[Stored data]

==============================

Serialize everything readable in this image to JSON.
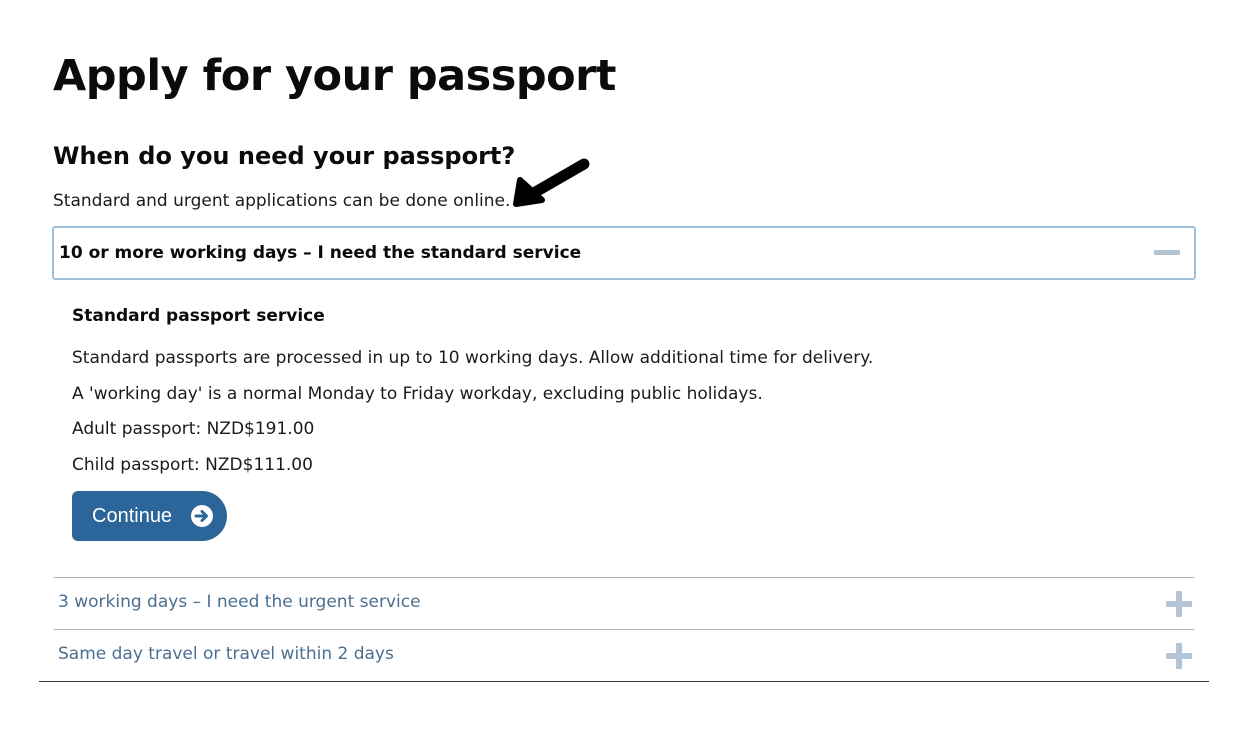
{
  "page": {
    "title": "Apply for your passport"
  },
  "when": {
    "heading": "When do you need your passport?",
    "intro": "Standard and urgent applications can be done online."
  },
  "accordion": {
    "open": {
      "title": "10 or more working days – I need the standard service",
      "panel": {
        "heading": "Standard passport service",
        "lines": [
          "Standard passports are processed in up to 10 working days. Allow additional time for delivery.",
          "A 'working day' is a normal Monday to Friday workday, excluding public holidays.",
          "Adult passport: NZD$191.00",
          "Child passport: NZD$111.00"
        ],
        "continue_label": "Continue"
      }
    },
    "closed": [
      {
        "title": "3 working days – I need the urgent service"
      },
      {
        "title": "Same day travel or travel within 2 days"
      }
    ]
  },
  "icons": {
    "collapse": "minus-icon",
    "expand": "plus-icon",
    "continue": "arrow-circle-right-icon",
    "annotation": "pointer-arrow-icon"
  },
  "colors": {
    "button": "#2c6599",
    "link": "#4a6f91",
    "accordion_border": "#9fbfd9",
    "icon": "#b3c4d4"
  }
}
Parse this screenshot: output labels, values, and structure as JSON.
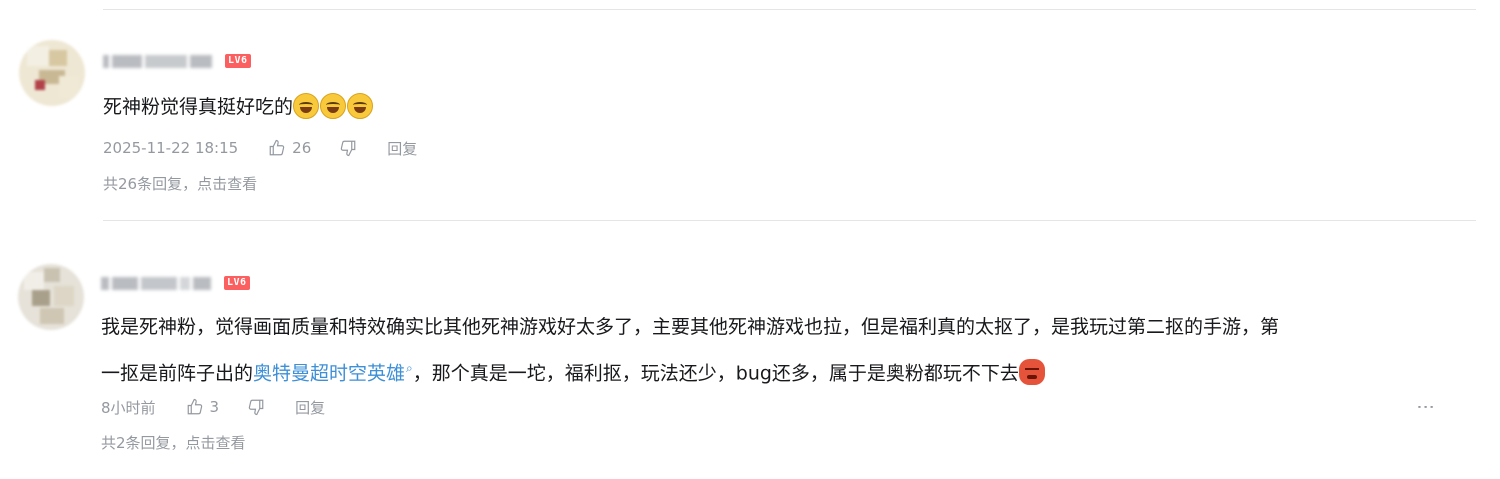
{
  "comments": [
    {
      "level": "LV6",
      "text": "死神粉觉得真挺好吃的",
      "emojis": [
        "laugh",
        "laugh",
        "laugh"
      ],
      "time": "2025-11-22 18:15",
      "likes": "26",
      "reply_label": "回复",
      "replies_summary": "共26条回复，点击查看"
    },
    {
      "level": "LV6",
      "text_before": "我是死神粉，觉得画面质量和特效确实比其他死神游戏好太多了，主要其他死神游戏也拉，但是福利真的太抠了，是我玩过第二抠的手游，第一抠是前阵子出的",
      "link_text": "奥特曼超时空英雄",
      "text_after": "，那个真是一坨，福利抠，玩法还少，bug还多，属于是奥粉都玩不下去",
      "emojis": [
        "angry"
      ],
      "time": "8小时前",
      "likes": "3",
      "reply_label": "回复",
      "more_label": "⋮",
      "replies_summary": "共2条回复，点击查看"
    }
  ],
  "colors": {
    "link": "#3d8fd8",
    "level_badge": "#fb5f5f",
    "meta_text": "#9499a0",
    "divider": "#e3e5e7"
  },
  "icons": {
    "like": "thumb-up-icon",
    "dislike": "thumb-down-icon",
    "search": "search-icon",
    "more": "more-vertical-icon"
  }
}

==============================

Reproduce the records verbatim, omitting all images they contain.

# [Task response]
Serialize everything readable in this image to JSON.
{
  "page": {
    "title": "Apply for your passport"
  },
  "when": {
    "heading": "When do you need your passport?",
    "intro": "Standard and urgent applications can be done online."
  },
  "accordion": {
    "open": {
      "title": "10 or more working days – I need the standard service",
      "panel": {
        "heading": "Standard passport service",
        "lines": [
          "Standard passports are processed in up to 10 working days. Allow additional time for delivery.",
          "A 'working day' is a normal Monday to Friday workday, excluding public holidays.",
          "Adult passport: NZD$191.00",
          "Child passport: NZD$111.00"
        ],
        "continue_label": "Continue"
      }
    },
    "closed": [
      {
        "title": "3 working days – I need the urgent service"
      },
      {
        "title": "Same day travel or travel within 2 days"
      }
    ]
  },
  "icons": {
    "collapse": "minus-icon",
    "expand": "plus-icon",
    "continue": "arrow-circle-right-icon",
    "annotation": "pointer-arrow-icon"
  },
  "colors": {
    "button": "#2c6599",
    "link": "#4a6f91",
    "accordion_border": "#9fbfd9",
    "icon": "#b3c4d4"
  }
}
Parse this screenshot: output labels, values, and structure as JSON.
{
  "comments": [
    {
      "level": "LV6",
      "text": "死神粉觉得真挺好吃的",
      "emojis": [
        "laugh",
        "laugh",
        "laugh"
      ],
      "time": "2025-11-22 18:15",
      "likes": "26",
      "reply_label": "回复",
      "replies_summary": "共26条回复，点击查看"
    },
    {
      "level": "LV6",
      "text_before": "我是死神粉，觉得画面质量和特效确实比其他死神游戏好太多了，主要其他死神游戏也拉，但是福利真的太抠了，是我玩过第二抠的手游，第一抠是前阵子出的",
      "link_text": "奥特曼超时空英雄",
      "text_after": "，那个真是一坨，福利抠，玩法还少，bug还多，属于是奥粉都玩不下去",
      "emojis": [
        "angry"
      ],
      "time": "8小时前",
      "likes": "3",
      "reply_label": "回复",
      "more_label": "⋮",
      "replies_summary": "共2条回复，点击查看"
    }
  ],
  "colors": {
    "link": "#3d8fd8",
    "level_badge": "#fb5f5f",
    "meta_text": "#9499a0",
    "divider": "#e3e5e7"
  },
  "icons": {
    "like": "thumb-up-icon",
    "dislike": "thumb-down-icon",
    "search": "search-icon",
    "more": "more-vertical-icon"
  }
}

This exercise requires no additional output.